Omit every picture while repeating the entries exactly.
-*-*-
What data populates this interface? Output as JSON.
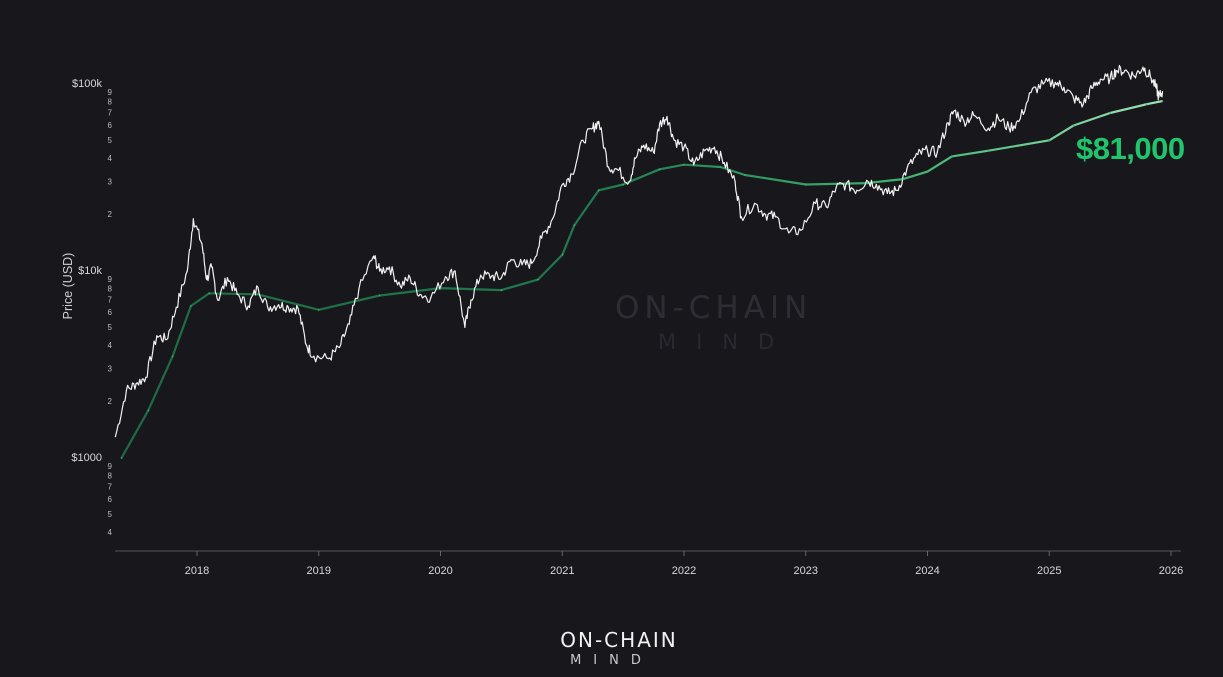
{
  "chart_data": {
    "type": "line",
    "title": "",
    "xlabel": "",
    "ylabel": "Price (USD)",
    "yscale": "log",
    "ylim": [
      320,
      150000
    ],
    "xlim": [
      "2017-05",
      "2026-01"
    ],
    "grid": false,
    "x_ticks": [
      "2018",
      "2019",
      "2020",
      "2021",
      "2022",
      "2023",
      "2024",
      "2025",
      "2026"
    ],
    "y_ticks_major": [
      {
        "value": 100000,
        "label": "$100k"
      },
      {
        "value": 10000,
        "label": "$10k"
      },
      {
        "value": 1000,
        "label": "$1000"
      }
    ],
    "y_ticks_minor_labels": [
      "9",
      "8",
      "7",
      "6",
      "5",
      "4",
      "3",
      "2"
    ],
    "annotation": {
      "text": "$81,000",
      "color": "#21c46b"
    },
    "colors": {
      "price": "#f2f2f2",
      "average_early": "#1d6b44",
      "average_late": "#8fe0ac",
      "background": "#18171c"
    },
    "series": [
      {
        "x": [
          2017.33,
          2017.42,
          2017.5,
          2017.58,
          2017.67,
          2017.75,
          2017.83,
          2017.92,
          2017.97,
          2018.04,
          2018.08,
          2018.12,
          2018.17,
          2018.25,
          2018.33,
          2018.42,
          2018.5,
          2018.58,
          2018.67,
          2018.75,
          2018.83,
          2018.9,
          2018.96,
          2019.08,
          2019.17,
          2019.25,
          2019.33,
          2019.45,
          2019.5,
          2019.58,
          2019.67,
          2019.75,
          2019.83,
          2019.92,
          2020.04,
          2020.12,
          2020.2,
          2020.25,
          2020.33,
          2020.42,
          2020.5,
          2020.58,
          2020.67,
          2020.75,
          2020.83,
          2020.92,
          2021.0,
          2021.08,
          2021.17,
          2021.25,
          2021.3,
          2021.38,
          2021.45,
          2021.55,
          2021.6,
          2021.67,
          2021.75,
          2021.8,
          2021.86,
          2021.92,
          2022.0,
          2022.08,
          2022.17,
          2022.25,
          2022.33,
          2022.42,
          2022.47,
          2022.58,
          2022.67,
          2022.75,
          2022.86,
          2022.96,
          2023.08,
          2023.17,
          2023.25,
          2023.33,
          2023.42,
          2023.5,
          2023.58,
          2023.67,
          2023.75,
          2023.83,
          2023.92,
          2024.0,
          2024.08,
          2024.17,
          2024.22,
          2024.3,
          2024.38,
          2024.5,
          2024.58,
          2024.67,
          2024.75,
          2024.85,
          2024.95,
          2025.05,
          2025.12,
          2025.2,
          2025.28,
          2025.35,
          2025.42,
          2025.5,
          2025.55,
          2025.62,
          2025.7,
          2025.77,
          2025.83,
          2025.88,
          2025.9,
          2025.93
        ],
        "y": [
          1300,
          2300,
          2500,
          2700,
          4500,
          4300,
          6400,
          10000,
          19000,
          14000,
          9000,
          10500,
          7000,
          9200,
          7500,
          6500,
          8200,
          6400,
          6600,
          6400,
          6300,
          4000,
          3500,
          3400,
          3900,
          5200,
          8000,
          12000,
          10000,
          10500,
          8300,
          9200,
          7500,
          7200,
          9300,
          10000,
          5000,
          7000,
          9500,
          9400,
          9200,
          11500,
          10800,
          11000,
          15000,
          19000,
          29000,
          33000,
          50000,
          58000,
          63000,
          36000,
          35000,
          30000,
          40000,
          47000,
          43000,
          61000,
          67000,
          50000,
          46000,
          37000,
          44000,
          46000,
          38000,
          30000,
          19500,
          23000,
          20000,
          19500,
          16000,
          16500,
          23000,
          22000,
          28000,
          29000,
          27000,
          30500,
          29000,
          26000,
          27000,
          35000,
          42000,
          44000,
          43000,
          62000,
          72000,
          63000,
          68000,
          58000,
          66000,
          58000,
          63000,
          90000,
          100000,
          102000,
          96000,
          84000,
          78000,
          95000,
          106000,
          107000,
          118000,
          118000,
          110000,
          123000,
          110000,
          95000,
          85000,
          91000
        ]
      },
      {
        "x": [
          2017.38,
          2017.6,
          2017.8,
          2017.95,
          2018.1,
          2018.5,
          2019.0,
          2019.5,
          2020.0,
          2020.5,
          2020.8,
          2021.0,
          2021.1,
          2021.3,
          2021.5,
          2021.8,
          2022.0,
          2022.3,
          2022.5,
          2023.0,
          2023.5,
          2023.8,
          2024.0,
          2024.2,
          2024.5,
          2025.0,
          2025.2,
          2025.5,
          2025.8,
          2025.93
        ],
        "y": [
          1000,
          1800,
          3500,
          6500,
          7600,
          7500,
          6200,
          7400,
          8100,
          7900,
          9000,
          12200,
          17600,
          27000,
          29000,
          35000,
          37000,
          36000,
          32600,
          29000,
          29500,
          31000,
          34000,
          41000,
          44000,
          50000,
          60000,
          70000,
          78000,
          81000
        ]
      }
    ]
  },
  "watermark": {
    "line1": "ON-CHAIN",
    "line2": "MIND"
  },
  "footer_logo": {
    "line1": "ON-CHAIN",
    "line2": "MIND"
  }
}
-*-*-
- [EXERCISE ANSWER]:
What data populates this interface? Output as JSON.
{
  "chart_data": {
    "type": "line",
    "title": "",
    "xlabel": "",
    "ylabel": "Price (USD)",
    "yscale": "log",
    "ylim": [
      320,
      150000
    ],
    "xlim": [
      "2017-05",
      "2026-01"
    ],
    "grid": false,
    "x_ticks": [
      "2018",
      "2019",
      "2020",
      "2021",
      "2022",
      "2023",
      "2024",
      "2025",
      "2026"
    ],
    "y_ticks_major": [
      {
        "value": 100000,
        "label": "$100k"
      },
      {
        "value": 10000,
        "label": "$10k"
      },
      {
        "value": 1000,
        "label": "$1000"
      }
    ],
    "y_ticks_minor_labels": [
      "9",
      "8",
      "7",
      "6",
      "5",
      "4",
      "3",
      "2"
    ],
    "annotation": {
      "text": "$81,000",
      "color": "#21c46b"
    },
    "colors": {
      "price": "#f2f2f2",
      "average_early": "#1d6b44",
      "average_late": "#8fe0ac",
      "background": "#18171c"
    },
    "series": [
      {
        "x": [
          2017.33,
          2017.42,
          2017.5,
          2017.58,
          2017.67,
          2017.75,
          2017.83,
          2017.92,
          2017.97,
          2018.04,
          2018.08,
          2018.12,
          2018.17,
          2018.25,
          2018.33,
          2018.42,
          2018.5,
          2018.58,
          2018.67,
          2018.75,
          2018.83,
          2018.9,
          2018.96,
          2019.08,
          2019.17,
          2019.25,
          2019.33,
          2019.45,
          2019.5,
          2019.58,
          2019.67,
          2019.75,
          2019.83,
          2019.92,
          2020.04,
          2020.12,
          2020.2,
          2020.25,
          2020.33,
          2020.42,
          2020.5,
          2020.58,
          2020.67,
          2020.75,
          2020.83,
          2020.92,
          2021.0,
          2021.08,
          2021.17,
          2021.25,
          2021.3,
          2021.38,
          2021.45,
          2021.55,
          2021.6,
          2021.67,
          2021.75,
          2021.8,
          2021.86,
          2021.92,
          2022.0,
          2022.08,
          2022.17,
          2022.25,
          2022.33,
          2022.42,
          2022.47,
          2022.58,
          2022.67,
          2022.75,
          2022.86,
          2022.96,
          2023.08,
          2023.17,
          2023.25,
          2023.33,
          2023.42,
          2023.5,
          2023.58,
          2023.67,
          2023.75,
          2023.83,
          2023.92,
          2024.0,
          2024.08,
          2024.17,
          2024.22,
          2024.3,
          2024.38,
          2024.5,
          2024.58,
          2024.67,
          2024.75,
          2024.85,
          2024.95,
          2025.05,
          2025.12,
          2025.2,
          2025.28,
          2025.35,
          2025.42,
          2025.5,
          2025.55,
          2025.62,
          2025.7,
          2025.77,
          2025.83,
          2025.88,
          2025.9,
          2025.93
        ],
        "y": [
          1300,
          2300,
          2500,
          2700,
          4500,
          4300,
          6400,
          10000,
          19000,
          14000,
          9000,
          10500,
          7000,
          9200,
          7500,
          6500,
          8200,
          6400,
          6600,
          6400,
          6300,
          4000,
          3500,
          3400,
          3900,
          5200,
          8000,
          12000,
          10000,
          10500,
          8300,
          9200,
          7500,
          7200,
          9300,
          10000,
          5000,
          7000,
          9500,
          9400,
          9200,
          11500,
          10800,
          11000,
          15000,
          19000,
          29000,
          33000,
          50000,
          58000,
          63000,
          36000,
          35000,
          30000,
          40000,
          47000,
          43000,
          61000,
          67000,
          50000,
          46000,
          37000,
          44000,
          46000,
          38000,
          30000,
          19500,
          23000,
          20000,
          19500,
          16000,
          16500,
          23000,
          22000,
          28000,
          29000,
          27000,
          30500,
          29000,
          26000,
          27000,
          35000,
          42000,
          44000,
          43000,
          62000,
          72000,
          63000,
          68000,
          58000,
          66000,
          58000,
          63000,
          90000,
          100000,
          102000,
          96000,
          84000,
          78000,
          95000,
          106000,
          107000,
          118000,
          118000,
          110000,
          123000,
          110000,
          95000,
          85000,
          91000
        ]
      },
      {
        "x": [
          2017.38,
          2017.6,
          2017.8,
          2017.95,
          2018.1,
          2018.5,
          2019.0,
          2019.5,
          2020.0,
          2020.5,
          2020.8,
          2021.0,
          2021.1,
          2021.3,
          2021.5,
          2021.8,
          2022.0,
          2022.3,
          2022.5,
          2023.0,
          2023.5,
          2023.8,
          2024.0,
          2024.2,
          2024.5,
          2025.0,
          2025.2,
          2025.5,
          2025.8,
          2025.93
        ],
        "y": [
          1000,
          1800,
          3500,
          6500,
          7600,
          7500,
          6200,
          7400,
          8100,
          7900,
          9000,
          12200,
          17600,
          27000,
          29000,
          35000,
          37000,
          36000,
          32600,
          29000,
          29500,
          31000,
          34000,
          41000,
          44000,
          50000,
          60000,
          70000,
          78000,
          81000
        ]
      }
    ]
  },
  "watermark": {
    "line1": "ON-CHAIN",
    "line2": "MIND"
  },
  "footer_logo": {
    "line1": "ON-CHAIN",
    "line2": "MIND"
  }
}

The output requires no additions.